◆ Given problem
Here are some entries; quote each one exactly.

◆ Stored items
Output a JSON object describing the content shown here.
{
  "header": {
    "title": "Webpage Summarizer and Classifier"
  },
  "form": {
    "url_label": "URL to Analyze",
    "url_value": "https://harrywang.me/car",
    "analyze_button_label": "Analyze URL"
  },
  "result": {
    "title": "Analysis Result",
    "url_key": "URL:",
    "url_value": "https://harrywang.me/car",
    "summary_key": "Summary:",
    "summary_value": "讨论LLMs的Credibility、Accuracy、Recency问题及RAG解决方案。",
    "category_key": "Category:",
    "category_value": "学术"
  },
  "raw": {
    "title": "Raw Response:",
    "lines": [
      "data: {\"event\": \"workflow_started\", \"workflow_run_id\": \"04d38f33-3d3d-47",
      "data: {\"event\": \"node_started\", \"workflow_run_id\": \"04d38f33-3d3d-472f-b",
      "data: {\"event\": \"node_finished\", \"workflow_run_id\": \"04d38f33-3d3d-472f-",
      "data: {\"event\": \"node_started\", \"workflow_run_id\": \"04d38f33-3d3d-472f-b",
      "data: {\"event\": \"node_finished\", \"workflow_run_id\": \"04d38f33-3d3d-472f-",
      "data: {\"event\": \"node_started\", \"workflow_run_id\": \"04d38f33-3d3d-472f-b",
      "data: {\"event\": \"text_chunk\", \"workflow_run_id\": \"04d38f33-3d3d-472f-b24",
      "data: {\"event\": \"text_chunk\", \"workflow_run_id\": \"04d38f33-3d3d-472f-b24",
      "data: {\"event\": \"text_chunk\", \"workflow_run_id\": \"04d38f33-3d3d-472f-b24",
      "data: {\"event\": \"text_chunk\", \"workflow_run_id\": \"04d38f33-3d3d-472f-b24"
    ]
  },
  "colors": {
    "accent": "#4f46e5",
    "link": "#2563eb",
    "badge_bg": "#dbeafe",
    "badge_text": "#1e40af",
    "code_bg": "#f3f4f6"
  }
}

◆ Response to the task
Output a JSON object describing the content shown here.
{
  "header": {
    "title": "Webpage Summarizer and Classifier"
  },
  "form": {
    "url_label": "URL to Analyze",
    "url_value": "https://harrywang.me/car",
    "analyze_button_label": "Analyze URL"
  },
  "result": {
    "title": "Analysis Result",
    "url_key": "URL:",
    "url_value": "https://harrywang.me/car",
    "summary_key": "Summary:",
    "summary_value": "讨论LLMs的Credibility、Accuracy、Recency问题及RAG解决方案。",
    "category_key": "Category:",
    "category_value": "学术"
  },
  "raw": {
    "title": "Raw Response:",
    "lines": [
      "data: {\"event\": \"workflow_started\", \"workflow_run_id\": \"04d38f33-3d3d-47",
      "data: {\"event\": \"node_started\", \"workflow_run_id\": \"04d38f33-3d3d-472f-b",
      "data: {\"event\": \"node_finished\", \"workflow_run_id\": \"04d38f33-3d3d-472f-",
      "data: {\"event\": \"node_started\", \"workflow_run_id\": \"04d38f33-3d3d-472f-b",
      "data: {\"event\": \"node_finished\", \"workflow_run_id\": \"04d38f33-3d3d-472f-",
      "data: {\"event\": \"node_started\", \"workflow_run_id\": \"04d38f33-3d3d-472f-b",
      "data: {\"event\": \"text_chunk\", \"workflow_run_id\": \"04d38f33-3d3d-472f-b24",
      "data: {\"event\": \"text_chunk\", \"workflow_run_id\": \"04d38f33-3d3d-472f-b24",
      "data: {\"event\": \"text_chunk\", \"workflow_run_id\": \"04d38f33-3d3d-472f-b24",
      "data: {\"event\": \"text_chunk\", \"workflow_run_id\": \"04d38f33-3d3d-472f-b24"
    ]
  },
  "colors": {
    "accent": "#4f46e5",
    "link": "#2563eb",
    "badge_bg": "#dbeafe",
    "badge_text": "#1e40af",
    "code_bg": "#f3f4f6"
  }
}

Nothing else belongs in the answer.